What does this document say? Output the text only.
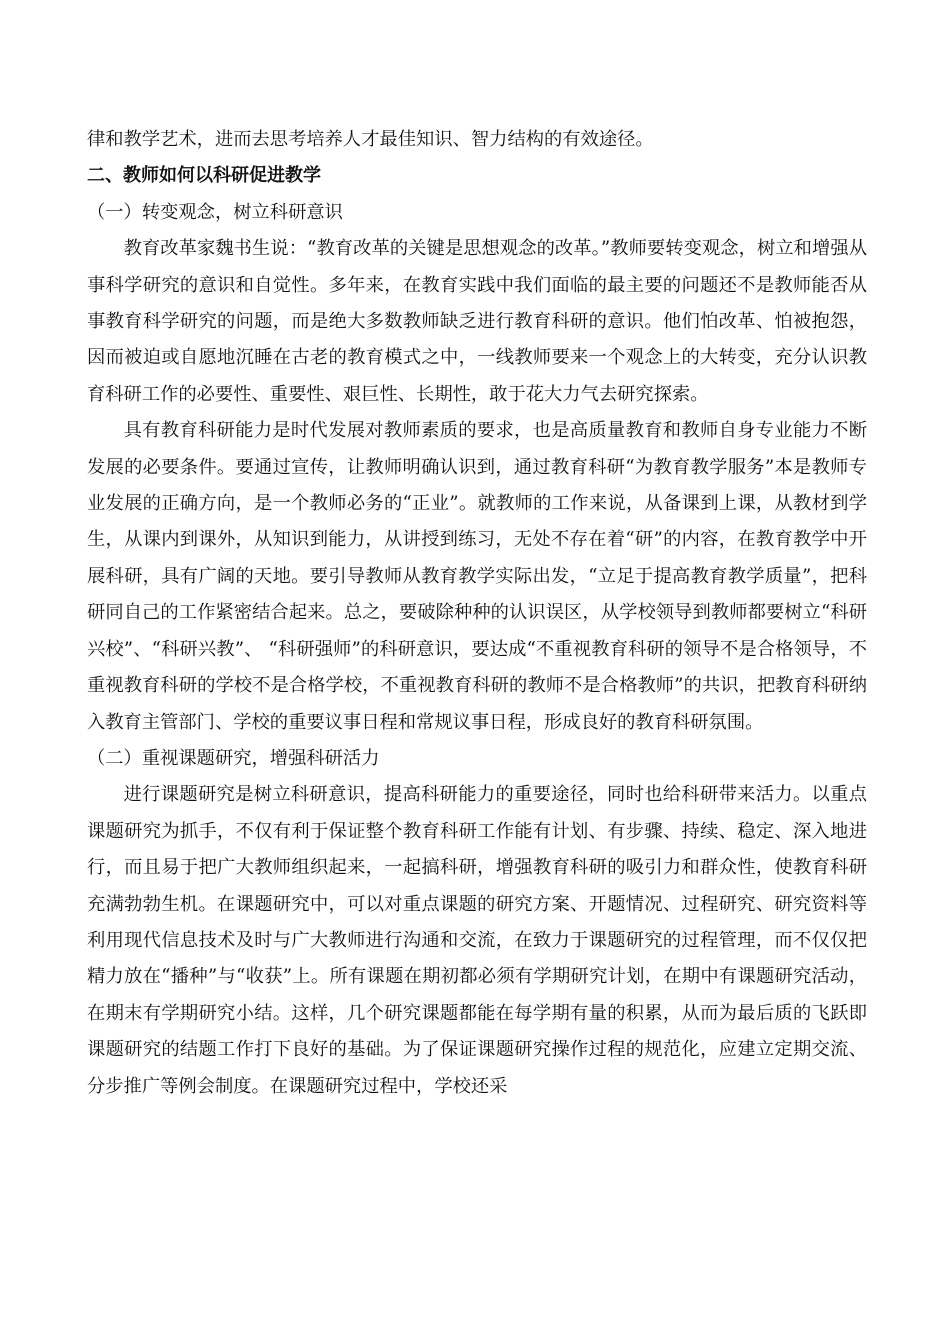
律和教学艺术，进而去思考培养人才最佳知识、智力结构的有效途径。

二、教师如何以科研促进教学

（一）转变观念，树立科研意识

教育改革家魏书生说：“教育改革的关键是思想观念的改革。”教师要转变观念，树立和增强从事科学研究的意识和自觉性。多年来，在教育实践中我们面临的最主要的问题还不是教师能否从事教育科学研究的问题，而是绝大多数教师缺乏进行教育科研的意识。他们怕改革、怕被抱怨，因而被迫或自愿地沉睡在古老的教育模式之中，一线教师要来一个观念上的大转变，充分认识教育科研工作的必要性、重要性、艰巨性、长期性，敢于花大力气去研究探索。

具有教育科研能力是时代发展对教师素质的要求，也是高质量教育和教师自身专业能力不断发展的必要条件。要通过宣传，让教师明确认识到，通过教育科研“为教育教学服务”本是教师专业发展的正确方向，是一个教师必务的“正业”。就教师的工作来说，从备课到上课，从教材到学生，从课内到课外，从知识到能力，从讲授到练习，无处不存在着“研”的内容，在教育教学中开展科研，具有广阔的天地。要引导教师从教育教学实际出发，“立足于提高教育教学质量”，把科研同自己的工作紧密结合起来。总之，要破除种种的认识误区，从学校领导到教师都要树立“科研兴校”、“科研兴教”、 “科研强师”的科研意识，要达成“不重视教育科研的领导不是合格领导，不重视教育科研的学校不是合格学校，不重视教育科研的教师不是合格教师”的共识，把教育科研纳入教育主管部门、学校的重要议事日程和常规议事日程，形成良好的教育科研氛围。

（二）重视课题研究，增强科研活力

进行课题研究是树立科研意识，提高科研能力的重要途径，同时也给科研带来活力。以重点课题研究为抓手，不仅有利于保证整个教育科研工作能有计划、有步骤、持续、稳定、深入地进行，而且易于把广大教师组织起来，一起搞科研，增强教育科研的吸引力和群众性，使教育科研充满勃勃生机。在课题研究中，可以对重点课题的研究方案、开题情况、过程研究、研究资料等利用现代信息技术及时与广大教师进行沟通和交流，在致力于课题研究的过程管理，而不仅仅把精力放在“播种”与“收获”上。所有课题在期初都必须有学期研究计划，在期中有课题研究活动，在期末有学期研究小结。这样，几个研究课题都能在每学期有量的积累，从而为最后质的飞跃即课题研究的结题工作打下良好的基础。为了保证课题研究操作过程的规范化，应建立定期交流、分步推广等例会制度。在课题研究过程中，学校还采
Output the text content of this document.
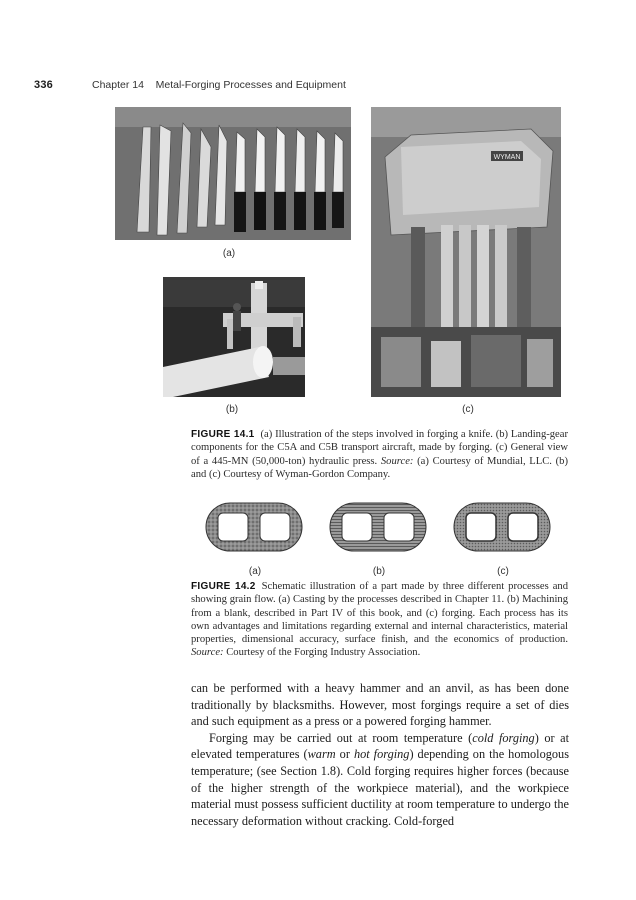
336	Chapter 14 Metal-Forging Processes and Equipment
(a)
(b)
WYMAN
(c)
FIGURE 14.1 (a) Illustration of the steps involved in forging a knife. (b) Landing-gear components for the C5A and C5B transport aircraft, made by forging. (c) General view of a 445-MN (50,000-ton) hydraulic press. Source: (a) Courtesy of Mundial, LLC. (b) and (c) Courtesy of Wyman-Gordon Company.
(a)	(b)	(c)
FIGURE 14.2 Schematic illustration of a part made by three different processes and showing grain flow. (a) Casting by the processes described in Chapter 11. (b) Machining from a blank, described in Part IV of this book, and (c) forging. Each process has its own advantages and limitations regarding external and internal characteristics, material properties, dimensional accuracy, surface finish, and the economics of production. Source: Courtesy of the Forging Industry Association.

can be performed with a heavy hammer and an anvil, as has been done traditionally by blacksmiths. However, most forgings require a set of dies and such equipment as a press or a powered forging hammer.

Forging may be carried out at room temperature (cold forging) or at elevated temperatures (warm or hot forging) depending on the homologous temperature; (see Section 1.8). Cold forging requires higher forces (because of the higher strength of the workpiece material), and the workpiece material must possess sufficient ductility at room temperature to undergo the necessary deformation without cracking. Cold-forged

● ● ● ● ● ● ●

● Problem statement
On how many lines does the word "made" appear? Answer with only the number.

● Worked solution
2